- _What to produce_
Update every line of the listing so that "dislike-heart-icon" becomes "thumbs-down-icon", and keep everything else the same.

(Rows from a layout dataset)

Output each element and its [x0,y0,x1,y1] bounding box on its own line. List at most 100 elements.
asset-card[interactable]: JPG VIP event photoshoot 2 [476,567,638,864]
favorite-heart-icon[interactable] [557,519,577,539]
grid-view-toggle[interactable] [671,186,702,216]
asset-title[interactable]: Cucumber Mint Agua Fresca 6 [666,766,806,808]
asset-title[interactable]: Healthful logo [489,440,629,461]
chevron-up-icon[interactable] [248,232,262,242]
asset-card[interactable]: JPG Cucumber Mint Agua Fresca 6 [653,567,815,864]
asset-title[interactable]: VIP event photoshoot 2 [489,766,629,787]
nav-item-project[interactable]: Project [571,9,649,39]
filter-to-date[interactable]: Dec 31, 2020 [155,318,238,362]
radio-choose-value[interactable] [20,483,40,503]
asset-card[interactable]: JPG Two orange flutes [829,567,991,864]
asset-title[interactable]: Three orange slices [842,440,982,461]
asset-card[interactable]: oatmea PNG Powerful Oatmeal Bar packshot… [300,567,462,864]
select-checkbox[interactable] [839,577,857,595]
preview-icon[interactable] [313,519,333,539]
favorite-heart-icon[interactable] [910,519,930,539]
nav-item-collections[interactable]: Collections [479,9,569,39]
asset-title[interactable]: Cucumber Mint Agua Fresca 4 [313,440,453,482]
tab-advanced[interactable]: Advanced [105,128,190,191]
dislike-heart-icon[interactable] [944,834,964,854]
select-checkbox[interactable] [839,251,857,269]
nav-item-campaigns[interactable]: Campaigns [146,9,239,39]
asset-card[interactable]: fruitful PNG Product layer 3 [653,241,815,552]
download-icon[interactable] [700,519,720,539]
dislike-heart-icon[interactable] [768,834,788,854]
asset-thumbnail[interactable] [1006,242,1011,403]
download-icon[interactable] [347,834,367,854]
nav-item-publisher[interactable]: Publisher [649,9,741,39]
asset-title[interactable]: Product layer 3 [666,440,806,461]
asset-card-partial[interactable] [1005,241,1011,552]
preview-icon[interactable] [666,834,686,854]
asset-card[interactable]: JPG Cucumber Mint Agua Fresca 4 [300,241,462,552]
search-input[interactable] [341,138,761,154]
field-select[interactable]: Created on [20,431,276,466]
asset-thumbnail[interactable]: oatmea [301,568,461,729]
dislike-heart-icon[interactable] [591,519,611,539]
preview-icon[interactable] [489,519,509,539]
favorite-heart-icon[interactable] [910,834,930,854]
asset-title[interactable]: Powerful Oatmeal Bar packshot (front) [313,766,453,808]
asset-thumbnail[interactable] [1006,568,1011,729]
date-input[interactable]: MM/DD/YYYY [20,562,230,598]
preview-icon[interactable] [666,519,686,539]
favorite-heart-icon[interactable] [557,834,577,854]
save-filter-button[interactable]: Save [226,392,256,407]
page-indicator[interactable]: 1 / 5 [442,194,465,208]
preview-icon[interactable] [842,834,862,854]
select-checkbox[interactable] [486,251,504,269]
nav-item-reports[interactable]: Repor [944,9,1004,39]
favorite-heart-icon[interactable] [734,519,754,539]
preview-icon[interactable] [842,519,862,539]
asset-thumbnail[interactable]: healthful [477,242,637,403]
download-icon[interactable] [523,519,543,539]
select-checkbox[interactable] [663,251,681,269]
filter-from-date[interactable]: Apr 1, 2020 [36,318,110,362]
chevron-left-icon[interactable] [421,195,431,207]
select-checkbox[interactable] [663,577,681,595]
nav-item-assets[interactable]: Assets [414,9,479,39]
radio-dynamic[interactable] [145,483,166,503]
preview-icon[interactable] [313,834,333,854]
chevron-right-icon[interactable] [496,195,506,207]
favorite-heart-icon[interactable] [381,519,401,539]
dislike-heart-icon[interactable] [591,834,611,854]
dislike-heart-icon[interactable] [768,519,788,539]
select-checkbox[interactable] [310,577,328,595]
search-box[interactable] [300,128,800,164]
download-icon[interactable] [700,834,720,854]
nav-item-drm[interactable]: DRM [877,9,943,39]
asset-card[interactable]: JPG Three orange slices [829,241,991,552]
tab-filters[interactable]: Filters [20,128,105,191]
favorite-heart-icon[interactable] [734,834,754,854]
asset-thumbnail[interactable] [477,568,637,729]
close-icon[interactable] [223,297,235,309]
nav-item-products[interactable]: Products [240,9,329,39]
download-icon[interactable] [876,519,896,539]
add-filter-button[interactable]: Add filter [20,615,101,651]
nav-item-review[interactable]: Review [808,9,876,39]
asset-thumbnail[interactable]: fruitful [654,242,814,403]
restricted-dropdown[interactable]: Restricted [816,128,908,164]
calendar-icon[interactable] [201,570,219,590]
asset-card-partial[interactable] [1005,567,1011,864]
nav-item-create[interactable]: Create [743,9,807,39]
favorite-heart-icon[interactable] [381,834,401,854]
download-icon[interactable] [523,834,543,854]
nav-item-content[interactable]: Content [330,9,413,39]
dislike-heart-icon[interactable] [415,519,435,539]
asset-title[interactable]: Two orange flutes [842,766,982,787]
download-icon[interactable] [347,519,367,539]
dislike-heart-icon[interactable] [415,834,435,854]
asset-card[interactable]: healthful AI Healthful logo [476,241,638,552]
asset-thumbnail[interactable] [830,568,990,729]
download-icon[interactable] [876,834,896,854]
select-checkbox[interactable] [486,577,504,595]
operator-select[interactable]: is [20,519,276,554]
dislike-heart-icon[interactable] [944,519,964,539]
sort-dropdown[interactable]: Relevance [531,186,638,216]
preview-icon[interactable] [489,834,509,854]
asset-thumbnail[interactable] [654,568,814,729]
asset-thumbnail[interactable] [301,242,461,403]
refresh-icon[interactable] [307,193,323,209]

- _Full answer_
Output each element and its [x0,y0,x1,y1] bounding box on its own line. List at most 100 elements.
asset-card[interactable]: JPG VIP event photoshoot 2 [476,567,638,864]
favorite-heart-icon[interactable] [557,519,577,539]
grid-view-toggle[interactable] [671,186,702,216]
asset-title[interactable]: Cucumber Mint Agua Fresca 6 [666,766,806,808]
asset-title[interactable]: Healthful logo [489,440,629,461]
chevron-up-icon[interactable] [248,232,262,242]
asset-card[interactable]: JPG Cucumber Mint Agua Fresca 6 [653,567,815,864]
asset-title[interactable]: VIP event photoshoot 2 [489,766,629,787]
nav-item-project[interactable]: Project [571,9,649,39]
filter-to-date[interactable]: Dec 31, 2020 [155,318,238,362]
radio-choose-value[interactable] [20,483,40,503]
asset-card[interactable]: JPG Two orange flutes [829,567,991,864]
asset-title[interactable]: Three orange slices [842,440,982,461]
asset-card[interactable]: oatmea PNG Powerful Oatmeal Bar packshot… [300,567,462,864]
select-checkbox[interactable] [839,577,857,595]
preview-icon[interactable] [313,519,333,539]
favorite-heart-icon[interactable] [910,519,930,539]
nav-item-collections[interactable]: Collections [479,9,569,39]
asset-title[interactable]: Cucumber Mint Agua Fresca 4 [313,440,453,482]
tab-advanced[interactable]: Advanced [105,128,190,191]
thumbs-down-icon[interactable] [944,834,964,854]
select-checkbox[interactable] [839,251,857,269]
nav-item-campaigns[interactable]: Campaigns [146,9,239,39]
asset-card[interactable]: fruitful PNG Product layer 3 [653,241,815,552]
download-icon[interactable] [700,519,720,539]
thumbs-down-icon[interactable] [768,834,788,854]
asset-thumbnail[interactable] [1006,242,1011,403]
download-icon[interactable] [347,834,367,854]
nav-item-publisher[interactable]: Publisher [649,9,741,39]
asset-title[interactable]: Product layer 3 [666,440,806,461]
asset-card-partial[interactable] [1005,241,1011,552]
preview-icon[interactable] [666,834,686,854]
asset-card[interactable]: JPG Cucumber Mint Agua Fresca 4 [300,241,462,552]
search-input[interactable] [341,138,761,154]
field-select[interactable]: Created on [20,431,276,466]
asset-thumbnail[interactable]: oatmea [301,568,461,729]
thumbs-down-icon[interactable] [591,519,611,539]
preview-icon[interactable] [489,519,509,539]
favorite-heart-icon[interactable] [910,834,930,854]
asset-title[interactable]: Powerful Oatmeal Bar packshot (front) [313,766,453,808]
asset-thumbnail[interactable] [1006,568,1011,729]
date-input[interactable]: MM/DD/YYYY [20,562,230,598]
preview-icon[interactable] [666,519,686,539]
favorite-heart-icon[interactable] [557,834,577,854]
save-filter-button[interactable]: Save [226,392,256,407]
page-indicator[interactable]: 1 / 5 [442,194,465,208]
preview-icon[interactable] [842,834,862,854]
select-checkbox[interactable] [486,251,504,269]
nav-item-reports[interactable]: Repor [944,9,1004,39]
favorite-heart-icon[interactable] [734,519,754,539]
preview-icon[interactable] [842,519,862,539]
asset-thumbnail[interactable]: healthful [477,242,637,403]
download-icon[interactable] [523,519,543,539]
select-checkbox[interactable] [663,251,681,269]
filter-from-date[interactable]: Apr 1, 2020 [36,318,110,362]
chevron-left-icon[interactable] [421,195,431,207]
select-checkbox[interactable] [663,577,681,595]
nav-item-assets[interactable]: Assets [414,9,479,39]
radio-dynamic[interactable] [145,483,166,503]
preview-icon[interactable] [313,834,333,854]
chevron-right-icon[interactable] [496,195,506,207]
favorite-heart-icon[interactable] [381,519,401,539]
thumbs-down-icon[interactable] [591,834,611,854]
thumbs-down-icon[interactable] [768,519,788,539]
select-checkbox[interactable] [310,577,328,595]
search-box[interactable] [300,128,800,164]
download-icon[interactable] [700,834,720,854]
nav-item-drm[interactable]: DRM [877,9,943,39]
asset-card[interactable]: JPG Three orange slices [829,241,991,552]
tab-filters[interactable]: Filters [20,128,105,191]
favorite-heart-icon[interactable] [734,834,754,854]
asset-thumbnail[interactable] [477,568,637,729]
close-icon[interactable] [223,297,235,309]
nav-item-products[interactable]: Products [240,9,329,39]
download-icon[interactable] [876,519,896,539]
add-filter-button[interactable]: Add filter [20,615,101,651]
nav-item-review[interactable]: Review [808,9,876,39]
asset-thumbnail[interactable]: fruitful [654,242,814,403]
restricted-dropdown[interactable]: Restricted [816,128,908,164]
calendar-icon[interactable] [201,570,219,590]
asset-card-partial[interactable] [1005,567,1011,864]
nav-item-create[interactable]: Create [743,9,807,39]
favorite-heart-icon[interactable] [381,834,401,854]
download-icon[interactable] [523,834,543,854]
nav-item-content[interactable]: Content [330,9,413,39]
thumbs-down-icon[interactable] [415,519,435,539]
asset-title[interactable]: Two orange flutes [842,766,982,787]
download-icon[interactable] [347,519,367,539]
thumbs-down-icon[interactable] [415,834,435,854]
asset-card[interactable]: healthful AI Healthful logo [476,241,638,552]
asset-thumbnail[interactable] [830,568,990,729]
download-icon[interactable] [876,834,896,854]
select-checkbox[interactable] [486,577,504,595]
operator-select[interactable]: is [20,519,276,554]
thumbs-down-icon[interactable] [944,519,964,539]
sort-dropdown[interactable]: Relevance [531,186,638,216]
preview-icon[interactable] [489,834,509,854]
asset-thumbnail[interactable] [654,568,814,729]
asset-thumbnail[interactable] [301,242,461,403]
refresh-icon[interactable] [307,193,323,209]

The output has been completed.